Return the data exactly, with all pictures removed.

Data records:

++++++++++++++++++++

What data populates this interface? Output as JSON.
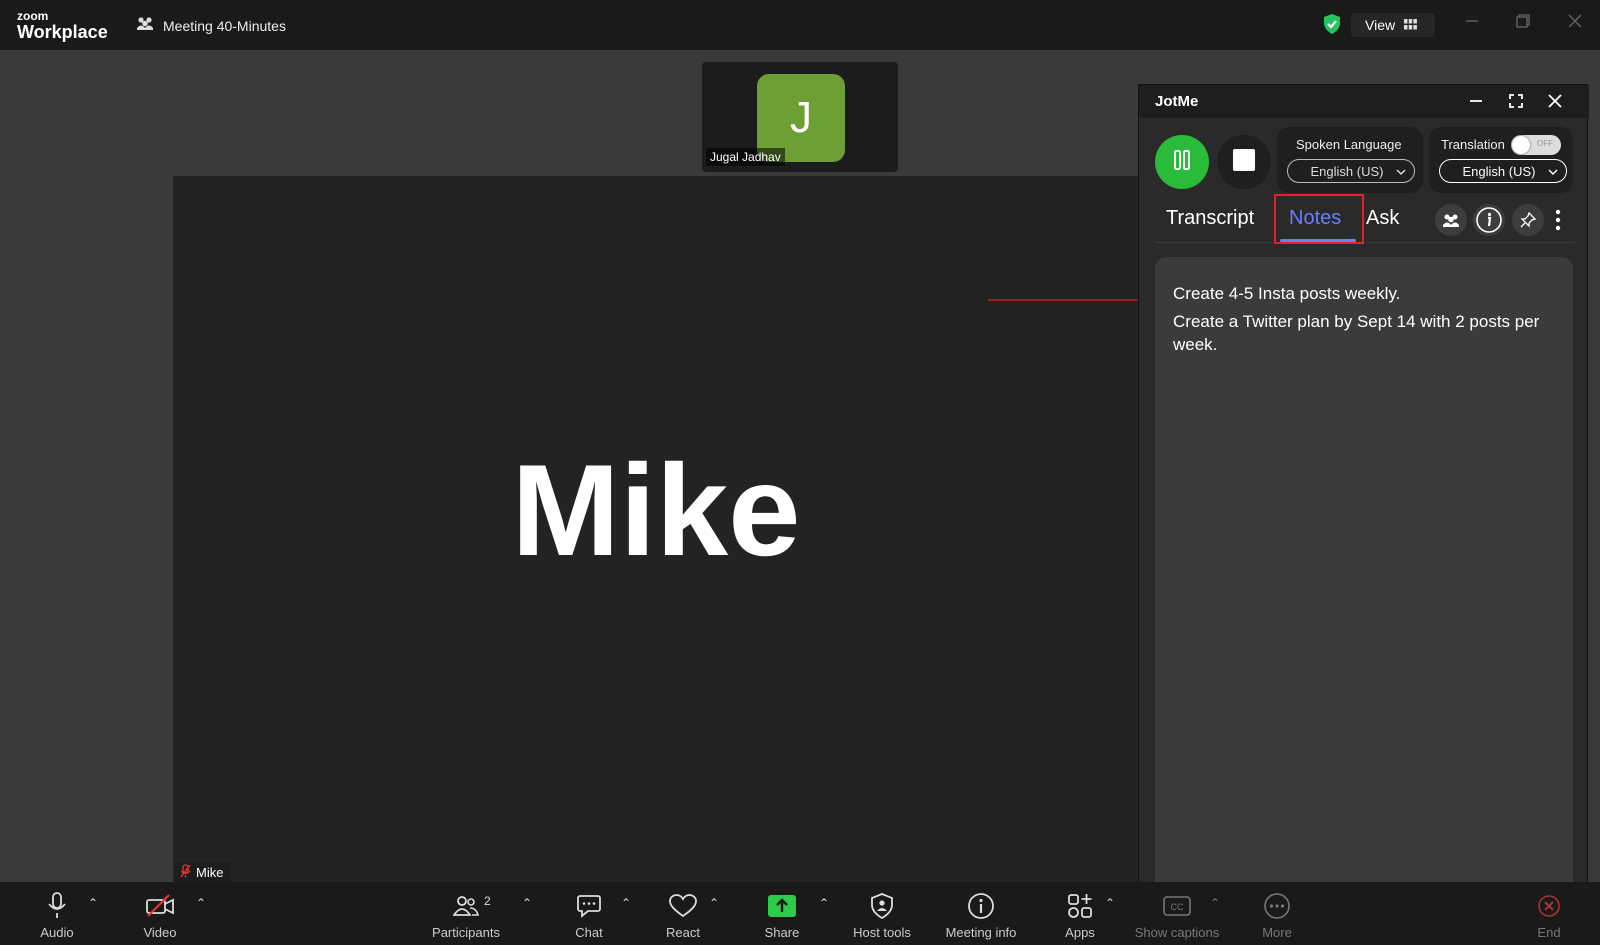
{
  "titlebar": {
    "logo_top": "zoom",
    "logo_bottom": "Workplace",
    "meeting_title": "Meeting 40-Minutes",
    "view_label": "View"
  },
  "thumbnail": {
    "initial": "J",
    "name": "Jugal Jadhav",
    "color": "#6e9f34"
  },
  "stage": {
    "speaker_name": "Mike",
    "name_label": "Mike"
  },
  "jotme": {
    "title": "JotMe",
    "spoken_language_label": "Spoken Language",
    "spoken_language_value": "English (US)",
    "translation_label": "Translation",
    "translation_toggle_text": "OFF",
    "translation_language_value": "English (US)",
    "tabs": [
      {
        "label": "Transcript"
      },
      {
        "label": "Notes"
      },
      {
        "label": "Ask"
      }
    ],
    "active_tab": "Notes",
    "notes": [
      {
        "text": "Create 4-5 Insta posts weekly."
      },
      {
        "text": "Create a Twitter plan by Sept 14 with 2 posts per week."
      }
    ],
    "accent_color": "#6b7cff",
    "record_color": "#2bbb3a"
  },
  "toolbar": {
    "audio": "Audio",
    "video": "Video",
    "participants": "Participants",
    "participants_count": "2",
    "chat": "Chat",
    "react": "React",
    "share": "Share",
    "host_tools": "Host tools",
    "meeting_info": "Meeting info",
    "apps": "Apps",
    "captions": "Show captions",
    "more": "More",
    "end": "End"
  }
}
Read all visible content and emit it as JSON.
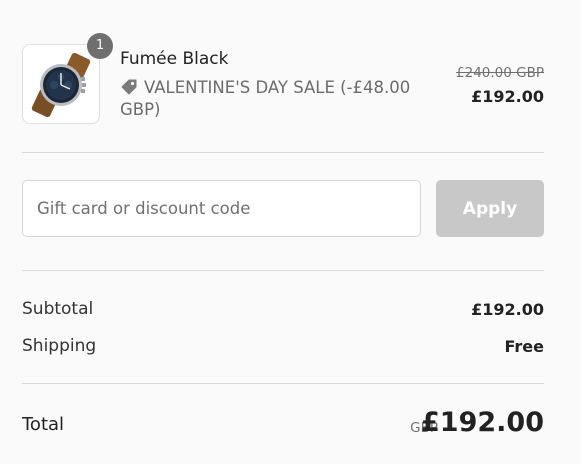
{
  "line_item": {
    "quantity": "1",
    "name": "Fumée Black",
    "discount_text": "VALENTINE'S DAY SALE (-£48.00 GBP)",
    "original_price": "£240.00 GBP",
    "sale_price": "£192.00",
    "thumbnail_icon": "watch-image",
    "tag_icon": "price-tag-icon"
  },
  "discount": {
    "placeholder": "Gift card or discount code",
    "value": "",
    "apply_label": "Apply"
  },
  "summary": {
    "subtotal_label": "Subtotal",
    "subtotal_value": "£192.00",
    "shipping_label": "Shipping",
    "shipping_value": "Free"
  },
  "total": {
    "label": "Total",
    "currency": "GBP",
    "amount": "£192.00"
  }
}
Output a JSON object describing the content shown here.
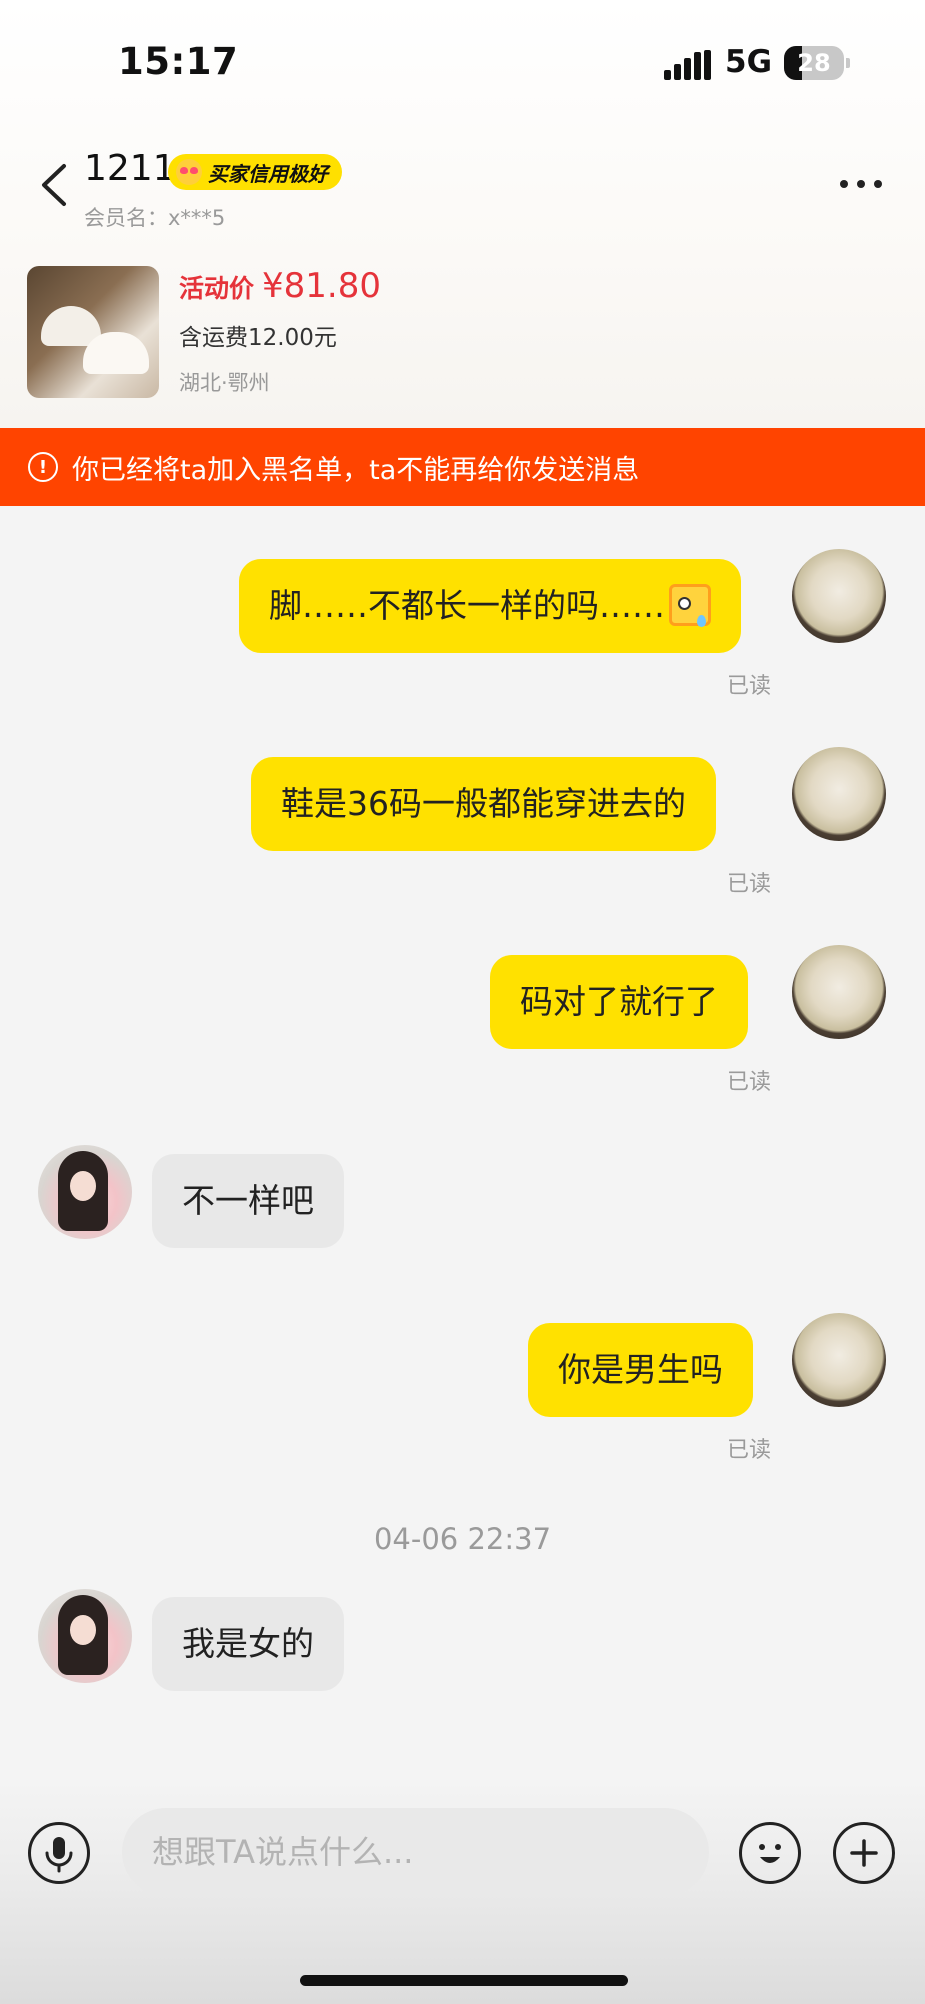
{
  "status_bar": {
    "time": "15:17",
    "network": "5G",
    "battery": "28"
  },
  "header": {
    "user_name": "1211",
    "credit_badge": "买家信用极好",
    "member_label": "会员名：x***5"
  },
  "product": {
    "price_label": "活动价",
    "price": "¥81.80",
    "shipping": "含运费12.00元",
    "location": "湖北·鄂州"
  },
  "banner": {
    "text": "你已经将ta加入黑名单，ta不能再给你发送消息"
  },
  "messages": [
    {
      "from": "me",
      "text": "脚……不都长一样的吗……",
      "emoji": "sweat-emoji",
      "status": "已读"
    },
    {
      "from": "me",
      "text": "鞋是36码一般都能穿进去的",
      "status": "已读"
    },
    {
      "from": "me",
      "text": "码对了就行了",
      "status": "已读"
    },
    {
      "from": "other",
      "text": "不一样吧"
    },
    {
      "from": "me",
      "text": "你是男生吗",
      "status": "已读"
    },
    {
      "from": "other",
      "text": "我是女的"
    }
  ],
  "timestamp": "04-06 22:37",
  "input": {
    "placeholder": "想跟TA说点什么..."
  },
  "colors": {
    "accent": "#ffe100",
    "banner": "#ff4400",
    "price": "#e5333a"
  }
}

++++++++++++++++++++

## [Answer below]
What data populates this interface? Output as JSON.
{
  "titlebar": {
    "logo_top": "zoom",
    "logo_bottom": "Workplace",
    "meeting_title": "Meeting 40-Minutes",
    "view_label": "View"
  },
  "thumbnail": {
    "initial": "J",
    "name": "Jugal Jadhav",
    "color": "#6e9f34"
  },
  "stage": {
    "speaker_name": "Mike",
    "name_label": "Mike"
  },
  "jotme": {
    "title": "JotMe",
    "spoken_language_label": "Spoken Language",
    "spoken_language_value": "English (US)",
    "translation_label": "Translation",
    "translation_toggle_text": "OFF",
    "translation_language_value": "English (US)",
    "tabs": [
      {
        "label": "Transcript"
      },
      {
        "label": "Notes"
      },
      {
        "label": "Ask"
      }
    ],
    "active_tab": "Notes",
    "notes": [
      {
        "text": "Create 4-5 Insta posts weekly."
      },
      {
        "text": "Create a Twitter plan by Sept 14 with 2 posts per week."
      }
    ],
    "accent_color": "#6b7cff",
    "record_color": "#2bbb3a"
  },
  "toolbar": {
    "audio": "Audio",
    "video": "Video",
    "participants": "Participants",
    "participants_count": "2",
    "chat": "Chat",
    "react": "React",
    "share": "Share",
    "host_tools": "Host tools",
    "meeting_info": "Meeting info",
    "apps": "Apps",
    "captions": "Show captions",
    "more": "More",
    "end": "End"
  }
}
Read all visible content and emit it as JSON.
{
  "line_item": {
    "quantity": "1",
    "name": "Fumée Black",
    "discount_text": "VALENTINE'S DAY SALE (-£48.00 GBP)",
    "original_price": "£240.00 GBP",
    "sale_price": "£192.00",
    "thumbnail_icon": "watch-image",
    "tag_icon": "price-tag-icon"
  },
  "discount": {
    "placeholder": "Gift card or discount code",
    "value": "",
    "apply_label": "Apply"
  },
  "summary": {
    "subtotal_label": "Subtotal",
    "subtotal_value": "£192.00",
    "shipping_label": "Shipping",
    "shipping_value": "Free"
  },
  "total": {
    "label": "Total",
    "currency": "GBP",
    "amount": "£192.00"
  }
}
Output a JSON object describing the content shown here.
{
  "status_bar": {
    "time": "15:17",
    "network": "5G",
    "battery": "28"
  },
  "header": {
    "user_name": "1211",
    "credit_badge": "买家信用极好",
    "member_label": "会员名：x***5"
  },
  "product": {
    "price_label": "活动价",
    "price": "¥81.80",
    "shipping": "含运费12.00元",
    "location": "湖北·鄂州"
  },
  "banner": {
    "text": "你已经将ta加入黑名单，ta不能再给你发送消息"
  },
  "messages": [
    {
      "from": "me",
      "text": "脚……不都长一样的吗……",
      "emoji": "sweat-emoji",
      "status": "已读"
    },
    {
      "from": "me",
      "text": "鞋是36码一般都能穿进去的",
      "status": "已读"
    },
    {
      "from": "me",
      "text": "码对了就行了",
      "status": "已读"
    },
    {
      "from": "other",
      "text": "不一样吧"
    },
    {
      "from": "me",
      "text": "你是男生吗",
      "status": "已读"
    },
    {
      "from": "other",
      "text": "我是女的"
    }
  ],
  "timestamp": "04-06 22:37",
  "input": {
    "placeholder": "想跟TA说点什么..."
  },
  "colors": {
    "accent": "#ffe100",
    "banner": "#ff4400",
    "price": "#e5333a"
  }
}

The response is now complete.